Given problem:
In the entries below, how many lines hold the string "body"? Give only the number.

Material provided:
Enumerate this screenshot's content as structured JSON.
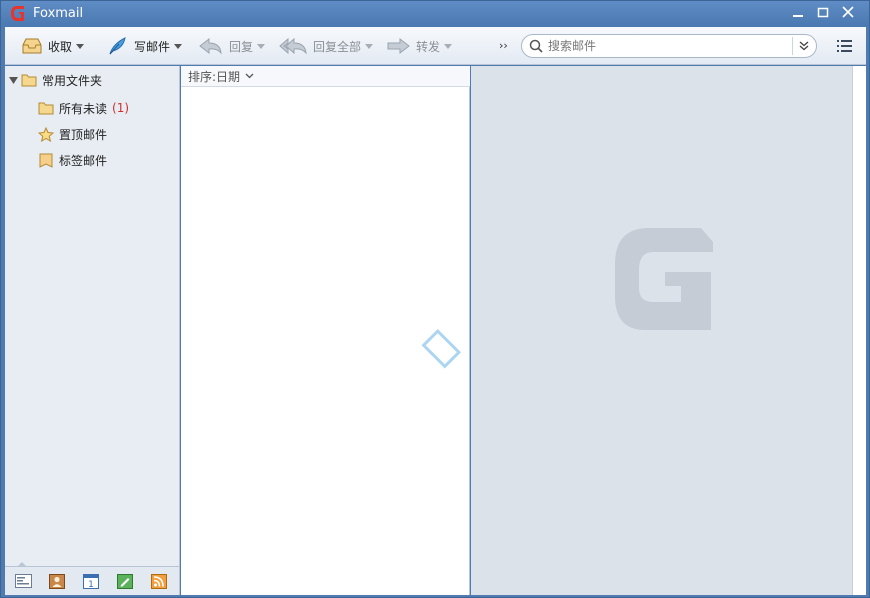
{
  "app": {
    "title": "Foxmail"
  },
  "window_controls": {
    "minimize": "—",
    "maximize": "☐",
    "close": "✕"
  },
  "toolbar": {
    "receive_label": "收取",
    "compose_label": "写邮件",
    "reply_label": "回复",
    "reply_all_label": "回复全部",
    "forward_label": "转发",
    "more_label": "››"
  },
  "search": {
    "placeholder": "搜索邮件",
    "value": ""
  },
  "sidebar": {
    "group_label": "常用文件夹",
    "items": [
      {
        "label": "所有未读",
        "count": "(1)",
        "icon": "folder-icon"
      },
      {
        "label": "置顶邮件",
        "count": "",
        "icon": "star-icon"
      },
      {
        "label": "标签邮件",
        "count": "",
        "icon": "tag-icon"
      }
    ]
  },
  "maillist": {
    "sort_label": "排序:日期"
  },
  "colors": {
    "titlebar": "#4f7bb0",
    "accent_count": "#d03030",
    "preview_bg": "#dbe2ea"
  }
}
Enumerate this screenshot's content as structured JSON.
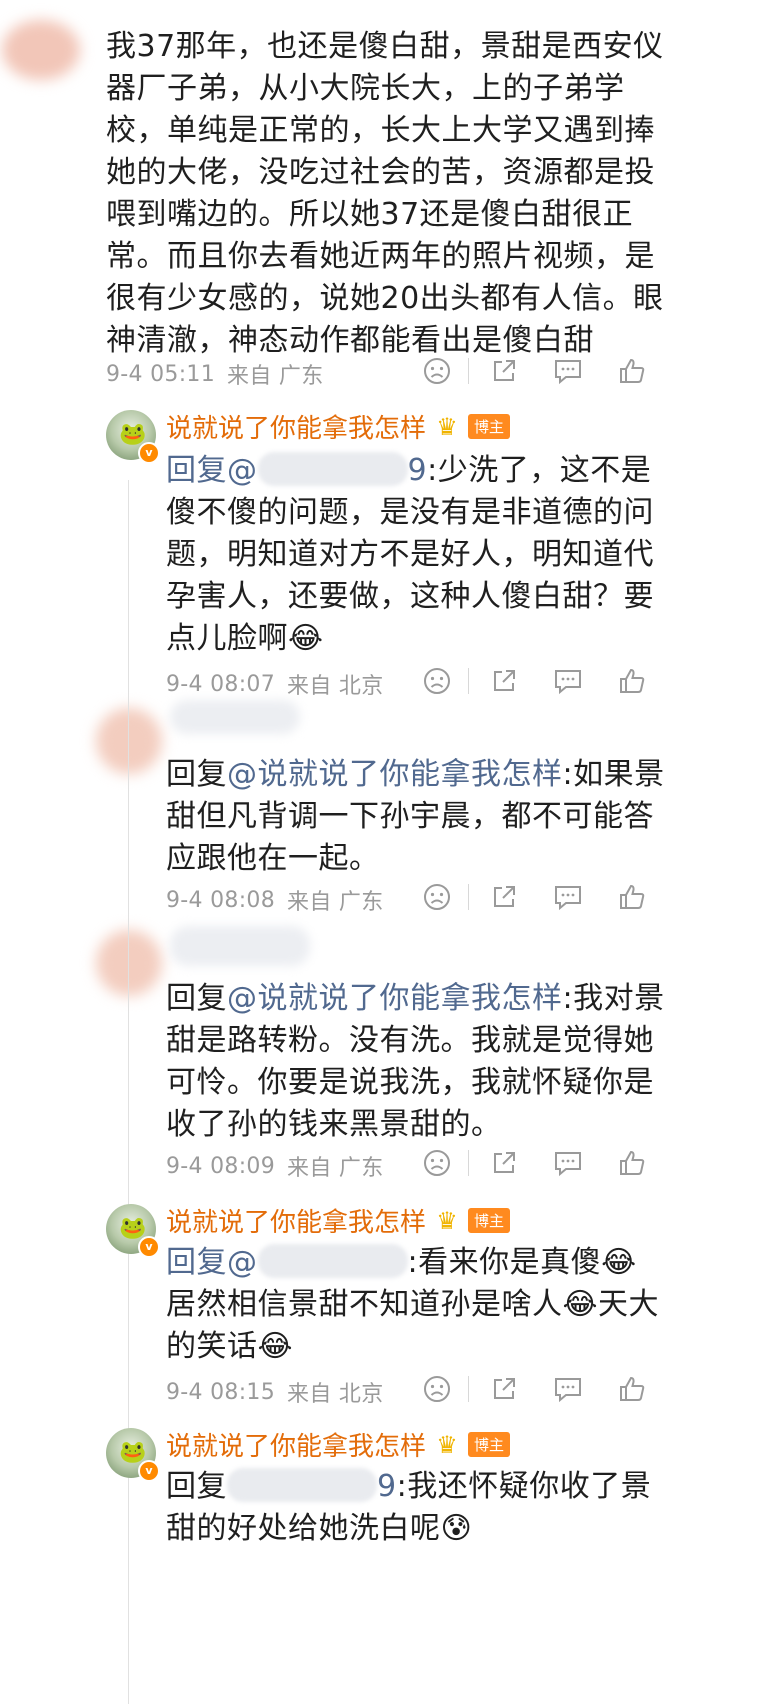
{
  "comments": [
    {
      "body": "我37那年，也还是傻白甜，景甜是西安仪器厂子弟，从小大院长大，上的子弟学校，单纯是正常的，长大上大学又遇到捧她的大佬，没吃过社会的苦，资源都是投喂到嘴边的。所以她37还是傻白甜很正常。而且你去看她近两年的照片视频，是很有少女感的，说她20出头都有人信。眼神清澈，神态动作都能看出是傻白甜",
      "date": "9-4 05:11",
      "source": "来自 广东"
    },
    {
      "username": "说就说了你能拿我怎样",
      "author_tag": "博主",
      "reply_prefix": "回复@",
      "mention_tail": "9",
      "body": ":少洗了，这不是傻不傻的问题，是没有是非道德的问题，明知道对方不是好人，明知道代孕害人，还要做，这种人傻白甜？要点儿脸啊😂",
      "date": "9-4 08:07",
      "source": "来自 北京"
    },
    {
      "reply_prefix": "回复",
      "mention": "@说就说了你能拿我怎样",
      "body": ":如果景甜但凡背调一下孙宇晨，都不可能答应跟他在一起。",
      "date": "9-4 08:08",
      "source": "来自 广东"
    },
    {
      "reply_prefix": "回复",
      "mention": "@说就说了你能拿我怎样",
      "body": ":我对景甜是路转粉。没有洗。我就是觉得她可怜。你要是说我洗，我就怀疑你是收了孙的钱来黑景甜的。",
      "date": "9-4 08:09",
      "source": "来自 广东"
    },
    {
      "username": "说就说了你能拿我怎样",
      "author_tag": "博主",
      "reply_prefix": "回复@",
      "body": ":看来你是真傻😂居然相信景甜不知道孙是啥人😂天大的笑话😂",
      "date": "9-4 08:15",
      "source": "来自 北京"
    },
    {
      "username": "说就说了你能拿我怎样",
      "author_tag": "博主",
      "reply_prefix": "回复",
      "mention_tail": "9",
      "body": ":我还怀疑你收了景甜的好处给她洗白呢😰"
    }
  ],
  "icons": [
    "frown-icon",
    "share-icon",
    "comment-icon",
    "like-icon"
  ]
}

Task answer:
6